* Exercise task
The records are to be restated in their entirety, word for word.

══ Exercise materials

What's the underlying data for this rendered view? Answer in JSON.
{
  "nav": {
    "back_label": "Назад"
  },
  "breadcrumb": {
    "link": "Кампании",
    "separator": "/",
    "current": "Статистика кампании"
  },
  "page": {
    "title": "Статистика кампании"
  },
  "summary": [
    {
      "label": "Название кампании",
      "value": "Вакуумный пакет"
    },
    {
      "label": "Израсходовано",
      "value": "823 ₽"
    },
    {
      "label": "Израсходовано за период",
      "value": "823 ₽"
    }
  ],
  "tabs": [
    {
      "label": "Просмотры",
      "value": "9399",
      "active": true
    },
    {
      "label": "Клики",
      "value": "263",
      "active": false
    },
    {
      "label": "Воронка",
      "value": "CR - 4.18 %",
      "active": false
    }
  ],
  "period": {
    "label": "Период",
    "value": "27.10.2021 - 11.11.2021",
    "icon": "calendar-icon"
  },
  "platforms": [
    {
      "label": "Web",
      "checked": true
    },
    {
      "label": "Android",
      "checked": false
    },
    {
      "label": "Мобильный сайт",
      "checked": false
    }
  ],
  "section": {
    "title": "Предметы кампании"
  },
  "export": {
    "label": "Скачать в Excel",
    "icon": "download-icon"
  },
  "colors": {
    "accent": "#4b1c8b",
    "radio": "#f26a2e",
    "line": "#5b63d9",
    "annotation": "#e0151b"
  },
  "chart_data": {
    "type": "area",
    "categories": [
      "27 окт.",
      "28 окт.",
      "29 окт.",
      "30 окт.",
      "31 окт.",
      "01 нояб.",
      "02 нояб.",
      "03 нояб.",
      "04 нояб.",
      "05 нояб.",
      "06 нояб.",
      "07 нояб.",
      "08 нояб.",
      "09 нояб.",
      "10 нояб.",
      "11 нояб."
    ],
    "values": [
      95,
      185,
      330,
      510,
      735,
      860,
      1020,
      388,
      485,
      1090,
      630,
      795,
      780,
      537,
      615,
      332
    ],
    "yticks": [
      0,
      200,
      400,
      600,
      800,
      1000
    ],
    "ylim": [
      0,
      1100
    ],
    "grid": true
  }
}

════

* Answer to this task
What's the underlying data for this rendered view? Answer in JSON.
{
  "nav": {
    "back_label": "Назад"
  },
  "breadcrumb": {
    "link": "Кампании",
    "separator": "/",
    "current": "Статистика кампании"
  },
  "page": {
    "title": "Статистика кампании"
  },
  "summary": [
    {
      "label": "Название кампании",
      "value": "Вакуумный пакет"
    },
    {
      "label": "Израсходовано",
      "value": "823 ₽"
    },
    {
      "label": "Израсходовано за период",
      "value": "823 ₽"
    }
  ],
  "tabs": [
    {
      "label": "Просмотры",
      "value": "9399",
      "active": true
    },
    {
      "label": "Клики",
      "value": "263",
      "active": false
    },
    {
      "label": "Воронка",
      "value": "CR - 4.18 %",
      "active": false
    }
  ],
  "period": {
    "label": "Период",
    "value": "27.10.2021 - 11.11.2021",
    "icon": "calendar-icon"
  },
  "platforms": [
    {
      "label": "Web",
      "checked": true
    },
    {
      "label": "Android",
      "checked": false
    },
    {
      "label": "Мобильный сайт",
      "checked": false
    }
  ],
  "section": {
    "title": "Предметы кампании"
  },
  "export": {
    "label": "Скачать в Excel",
    "icon": "download-icon"
  },
  "colors": {
    "accent": "#4b1c8b",
    "radio": "#f26a2e",
    "line": "#5b63d9",
    "annotation": "#e0151b"
  },
  "chart_data": {
    "type": "area",
    "categories": [
      "27 окт.",
      "28 окт.",
      "29 окт.",
      "30 окт.",
      "31 окт.",
      "01 нояб.",
      "02 нояб.",
      "03 нояб.",
      "04 нояб.",
      "05 нояб.",
      "06 нояб.",
      "07 нояб.",
      "08 нояб.",
      "09 нояб.",
      "10 нояб.",
      "11 нояб."
    ],
    "values": [
      95,
      185,
      330,
      510,
      735,
      860,
      1020,
      388,
      485,
      1090,
      630,
      795,
      780,
      537,
      615,
      332
    ],
    "yticks": [
      0,
      200,
      400,
      600,
      800,
      1000
    ],
    "ylim": [
      0,
      1100
    ],
    "grid": true
  }
}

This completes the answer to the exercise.